╭──

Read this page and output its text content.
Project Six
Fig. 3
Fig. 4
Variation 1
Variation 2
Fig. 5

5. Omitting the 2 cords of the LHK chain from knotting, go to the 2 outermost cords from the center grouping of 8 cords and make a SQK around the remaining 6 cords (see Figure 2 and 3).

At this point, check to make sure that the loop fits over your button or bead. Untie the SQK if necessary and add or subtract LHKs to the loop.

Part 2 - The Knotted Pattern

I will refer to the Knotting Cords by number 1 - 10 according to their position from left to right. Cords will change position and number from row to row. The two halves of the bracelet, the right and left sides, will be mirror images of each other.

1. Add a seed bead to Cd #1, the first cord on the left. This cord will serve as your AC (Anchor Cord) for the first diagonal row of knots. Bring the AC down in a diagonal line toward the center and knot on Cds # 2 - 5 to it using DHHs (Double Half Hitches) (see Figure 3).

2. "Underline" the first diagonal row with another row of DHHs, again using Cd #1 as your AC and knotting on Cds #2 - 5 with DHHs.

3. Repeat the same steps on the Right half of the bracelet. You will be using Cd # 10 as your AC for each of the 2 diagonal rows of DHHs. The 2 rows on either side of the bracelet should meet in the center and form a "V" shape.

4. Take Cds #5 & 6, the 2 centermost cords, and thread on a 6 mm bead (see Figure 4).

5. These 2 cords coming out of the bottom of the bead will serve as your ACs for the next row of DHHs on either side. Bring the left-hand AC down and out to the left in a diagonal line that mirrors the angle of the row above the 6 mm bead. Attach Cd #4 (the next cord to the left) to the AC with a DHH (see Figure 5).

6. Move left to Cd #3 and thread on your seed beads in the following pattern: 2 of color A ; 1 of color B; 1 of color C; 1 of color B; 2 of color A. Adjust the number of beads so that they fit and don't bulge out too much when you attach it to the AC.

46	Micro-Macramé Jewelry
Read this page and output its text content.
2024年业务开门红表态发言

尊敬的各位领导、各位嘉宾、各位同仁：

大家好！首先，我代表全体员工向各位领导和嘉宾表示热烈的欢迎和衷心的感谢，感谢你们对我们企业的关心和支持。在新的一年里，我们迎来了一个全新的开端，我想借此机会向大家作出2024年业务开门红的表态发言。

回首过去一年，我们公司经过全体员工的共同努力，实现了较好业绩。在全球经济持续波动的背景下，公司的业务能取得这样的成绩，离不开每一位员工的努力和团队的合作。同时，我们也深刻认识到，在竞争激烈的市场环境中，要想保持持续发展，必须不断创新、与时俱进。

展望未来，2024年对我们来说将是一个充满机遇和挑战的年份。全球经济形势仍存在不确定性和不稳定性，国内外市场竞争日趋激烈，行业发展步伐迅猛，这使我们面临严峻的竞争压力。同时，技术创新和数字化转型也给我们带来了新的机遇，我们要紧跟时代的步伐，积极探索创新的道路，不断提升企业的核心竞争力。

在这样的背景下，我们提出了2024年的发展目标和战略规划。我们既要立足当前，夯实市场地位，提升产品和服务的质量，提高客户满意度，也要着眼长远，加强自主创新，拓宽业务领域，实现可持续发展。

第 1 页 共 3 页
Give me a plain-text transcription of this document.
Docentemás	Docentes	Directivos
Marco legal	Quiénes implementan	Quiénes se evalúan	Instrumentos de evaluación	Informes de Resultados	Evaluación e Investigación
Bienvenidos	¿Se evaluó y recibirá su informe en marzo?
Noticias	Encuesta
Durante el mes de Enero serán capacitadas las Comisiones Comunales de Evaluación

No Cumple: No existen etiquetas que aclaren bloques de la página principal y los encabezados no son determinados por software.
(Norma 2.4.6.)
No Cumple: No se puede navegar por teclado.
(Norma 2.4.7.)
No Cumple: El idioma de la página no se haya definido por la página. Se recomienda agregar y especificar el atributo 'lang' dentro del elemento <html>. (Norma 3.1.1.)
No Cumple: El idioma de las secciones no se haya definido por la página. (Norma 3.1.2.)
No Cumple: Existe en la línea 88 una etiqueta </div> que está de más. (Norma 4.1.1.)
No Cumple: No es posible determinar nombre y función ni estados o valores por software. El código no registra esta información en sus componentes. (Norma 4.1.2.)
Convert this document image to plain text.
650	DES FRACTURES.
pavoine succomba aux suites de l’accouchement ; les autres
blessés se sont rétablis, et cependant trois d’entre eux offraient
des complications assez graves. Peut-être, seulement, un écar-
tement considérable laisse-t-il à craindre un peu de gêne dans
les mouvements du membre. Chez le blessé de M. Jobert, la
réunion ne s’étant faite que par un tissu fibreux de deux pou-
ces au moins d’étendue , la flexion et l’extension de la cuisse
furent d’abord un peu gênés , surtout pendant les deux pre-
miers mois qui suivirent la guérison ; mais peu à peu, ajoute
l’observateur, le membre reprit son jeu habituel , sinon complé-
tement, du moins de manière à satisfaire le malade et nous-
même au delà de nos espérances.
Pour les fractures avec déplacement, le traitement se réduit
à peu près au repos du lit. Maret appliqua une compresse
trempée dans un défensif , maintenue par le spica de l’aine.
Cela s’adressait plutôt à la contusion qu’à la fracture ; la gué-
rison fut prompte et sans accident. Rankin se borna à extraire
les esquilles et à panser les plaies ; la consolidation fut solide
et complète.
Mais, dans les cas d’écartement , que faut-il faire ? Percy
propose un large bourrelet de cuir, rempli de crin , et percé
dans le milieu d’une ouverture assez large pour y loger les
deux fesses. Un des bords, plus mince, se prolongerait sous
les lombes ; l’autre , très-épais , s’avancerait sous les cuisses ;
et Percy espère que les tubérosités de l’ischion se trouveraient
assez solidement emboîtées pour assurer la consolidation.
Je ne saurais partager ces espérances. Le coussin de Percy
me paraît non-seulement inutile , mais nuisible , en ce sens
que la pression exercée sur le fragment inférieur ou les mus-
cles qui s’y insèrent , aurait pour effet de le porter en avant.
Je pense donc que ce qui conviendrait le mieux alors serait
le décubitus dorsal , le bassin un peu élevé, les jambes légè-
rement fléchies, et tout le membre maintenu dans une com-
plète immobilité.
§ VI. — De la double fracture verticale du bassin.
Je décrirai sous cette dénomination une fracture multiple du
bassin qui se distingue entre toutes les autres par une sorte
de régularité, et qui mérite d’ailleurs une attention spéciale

╰──

→ **Exercise**: Count every line in the data that contains the word "definido", then give that count and nothing else.

→ **Response**: 2